━━━ RECORDS FOR THIS TASK

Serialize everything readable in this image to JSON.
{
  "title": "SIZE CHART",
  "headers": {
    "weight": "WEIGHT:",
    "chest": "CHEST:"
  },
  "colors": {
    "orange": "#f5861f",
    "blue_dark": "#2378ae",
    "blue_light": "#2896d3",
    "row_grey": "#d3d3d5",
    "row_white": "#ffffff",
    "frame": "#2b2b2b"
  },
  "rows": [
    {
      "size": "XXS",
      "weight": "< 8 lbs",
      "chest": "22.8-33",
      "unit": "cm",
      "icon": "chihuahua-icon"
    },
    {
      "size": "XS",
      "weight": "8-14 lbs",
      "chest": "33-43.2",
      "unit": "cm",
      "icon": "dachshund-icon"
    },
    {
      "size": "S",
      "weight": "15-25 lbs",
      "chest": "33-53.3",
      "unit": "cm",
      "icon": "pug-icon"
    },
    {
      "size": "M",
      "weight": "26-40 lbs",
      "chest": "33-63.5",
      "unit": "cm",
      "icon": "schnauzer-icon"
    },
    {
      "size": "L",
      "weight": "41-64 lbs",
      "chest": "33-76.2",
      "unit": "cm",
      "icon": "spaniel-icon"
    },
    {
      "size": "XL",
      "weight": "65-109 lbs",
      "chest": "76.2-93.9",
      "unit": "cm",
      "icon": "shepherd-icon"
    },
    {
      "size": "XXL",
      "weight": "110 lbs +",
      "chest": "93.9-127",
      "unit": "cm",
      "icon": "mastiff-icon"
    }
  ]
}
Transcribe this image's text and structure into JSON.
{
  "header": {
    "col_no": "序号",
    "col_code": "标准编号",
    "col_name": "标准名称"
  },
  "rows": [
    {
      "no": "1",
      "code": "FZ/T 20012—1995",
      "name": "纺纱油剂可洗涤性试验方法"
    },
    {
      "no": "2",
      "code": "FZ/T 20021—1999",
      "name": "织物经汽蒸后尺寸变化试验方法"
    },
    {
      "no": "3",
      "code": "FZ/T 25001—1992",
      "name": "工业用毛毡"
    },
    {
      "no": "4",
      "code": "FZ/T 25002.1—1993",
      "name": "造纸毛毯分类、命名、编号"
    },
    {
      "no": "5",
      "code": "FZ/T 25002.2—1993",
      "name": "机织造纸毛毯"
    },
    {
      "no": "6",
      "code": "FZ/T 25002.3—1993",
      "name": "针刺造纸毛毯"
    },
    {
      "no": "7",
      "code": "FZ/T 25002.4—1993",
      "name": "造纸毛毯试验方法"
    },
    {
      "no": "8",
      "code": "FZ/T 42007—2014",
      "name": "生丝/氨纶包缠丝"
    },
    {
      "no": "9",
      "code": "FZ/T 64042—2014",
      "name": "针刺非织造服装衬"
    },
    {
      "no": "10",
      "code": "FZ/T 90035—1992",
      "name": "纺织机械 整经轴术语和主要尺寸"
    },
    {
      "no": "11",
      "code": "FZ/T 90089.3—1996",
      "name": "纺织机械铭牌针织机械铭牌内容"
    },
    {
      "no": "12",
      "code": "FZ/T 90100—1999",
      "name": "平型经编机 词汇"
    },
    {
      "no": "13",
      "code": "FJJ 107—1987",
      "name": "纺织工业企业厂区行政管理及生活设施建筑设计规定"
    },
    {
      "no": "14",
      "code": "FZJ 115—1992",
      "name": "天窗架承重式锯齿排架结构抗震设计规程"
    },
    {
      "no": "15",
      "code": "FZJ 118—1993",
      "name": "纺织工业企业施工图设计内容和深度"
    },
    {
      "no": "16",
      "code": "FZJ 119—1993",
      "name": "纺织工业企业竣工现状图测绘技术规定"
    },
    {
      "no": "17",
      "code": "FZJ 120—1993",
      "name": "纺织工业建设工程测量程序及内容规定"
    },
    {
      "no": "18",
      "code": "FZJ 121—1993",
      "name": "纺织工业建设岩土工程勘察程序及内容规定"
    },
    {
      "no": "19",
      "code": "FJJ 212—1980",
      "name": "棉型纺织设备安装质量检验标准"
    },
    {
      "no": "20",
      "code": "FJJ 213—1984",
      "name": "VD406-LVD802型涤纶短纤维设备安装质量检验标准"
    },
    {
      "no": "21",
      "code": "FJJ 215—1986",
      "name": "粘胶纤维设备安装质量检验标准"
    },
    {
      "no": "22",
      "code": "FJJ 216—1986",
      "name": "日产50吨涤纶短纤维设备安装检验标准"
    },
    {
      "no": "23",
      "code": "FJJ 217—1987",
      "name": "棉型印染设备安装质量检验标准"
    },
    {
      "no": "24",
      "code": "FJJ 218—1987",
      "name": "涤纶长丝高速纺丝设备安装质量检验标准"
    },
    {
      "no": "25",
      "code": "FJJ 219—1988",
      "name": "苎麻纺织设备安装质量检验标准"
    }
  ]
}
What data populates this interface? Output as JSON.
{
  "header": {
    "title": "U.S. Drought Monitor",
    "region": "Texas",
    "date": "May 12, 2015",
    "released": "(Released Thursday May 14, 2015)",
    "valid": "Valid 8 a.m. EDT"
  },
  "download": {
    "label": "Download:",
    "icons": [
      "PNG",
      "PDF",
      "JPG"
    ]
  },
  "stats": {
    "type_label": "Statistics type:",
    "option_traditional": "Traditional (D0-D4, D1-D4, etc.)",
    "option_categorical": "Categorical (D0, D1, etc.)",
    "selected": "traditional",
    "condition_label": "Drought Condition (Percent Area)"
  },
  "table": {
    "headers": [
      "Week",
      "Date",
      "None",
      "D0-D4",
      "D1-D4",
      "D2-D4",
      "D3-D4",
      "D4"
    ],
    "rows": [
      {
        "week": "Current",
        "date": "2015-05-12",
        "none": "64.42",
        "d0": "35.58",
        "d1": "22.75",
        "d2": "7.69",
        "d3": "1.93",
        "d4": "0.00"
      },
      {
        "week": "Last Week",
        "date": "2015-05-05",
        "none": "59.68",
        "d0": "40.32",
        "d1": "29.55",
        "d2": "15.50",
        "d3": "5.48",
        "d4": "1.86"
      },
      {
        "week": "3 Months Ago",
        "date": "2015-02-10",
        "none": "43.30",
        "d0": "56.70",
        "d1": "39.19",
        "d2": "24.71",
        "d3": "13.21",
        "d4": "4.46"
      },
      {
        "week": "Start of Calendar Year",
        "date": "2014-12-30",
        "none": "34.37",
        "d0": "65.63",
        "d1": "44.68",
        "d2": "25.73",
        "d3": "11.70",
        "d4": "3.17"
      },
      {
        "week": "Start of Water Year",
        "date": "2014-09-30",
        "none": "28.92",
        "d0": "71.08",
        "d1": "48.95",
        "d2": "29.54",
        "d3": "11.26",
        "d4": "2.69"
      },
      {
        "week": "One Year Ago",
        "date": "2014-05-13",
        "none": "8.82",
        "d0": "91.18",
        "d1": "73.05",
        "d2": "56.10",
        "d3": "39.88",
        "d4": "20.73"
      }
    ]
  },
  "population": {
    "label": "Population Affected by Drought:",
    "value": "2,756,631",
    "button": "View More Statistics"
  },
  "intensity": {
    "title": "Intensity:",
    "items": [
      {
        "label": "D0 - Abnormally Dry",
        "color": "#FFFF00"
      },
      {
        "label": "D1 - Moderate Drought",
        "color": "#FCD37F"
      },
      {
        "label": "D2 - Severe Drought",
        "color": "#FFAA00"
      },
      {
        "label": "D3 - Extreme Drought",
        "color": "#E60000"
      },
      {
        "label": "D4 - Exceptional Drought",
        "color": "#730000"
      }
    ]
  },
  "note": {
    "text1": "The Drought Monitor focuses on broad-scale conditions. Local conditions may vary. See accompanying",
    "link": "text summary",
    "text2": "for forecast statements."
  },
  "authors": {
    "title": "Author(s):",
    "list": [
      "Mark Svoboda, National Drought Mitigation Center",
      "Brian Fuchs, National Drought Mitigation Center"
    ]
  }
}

━━━━━━

EXERCISE DETAILS
Look through the records and gather each line with the word "chest".

COMPLETE OUTPUT
    "chest": "CHEST:"
      "chest": "22.8-33",
      "chest": "33-43.2",
      "chest": "33-53.3",
      "chest": "33-63.5",
      "chest": "33-76.2",
      "chest": "76.2-93.9",
      "chest": "93.9-127",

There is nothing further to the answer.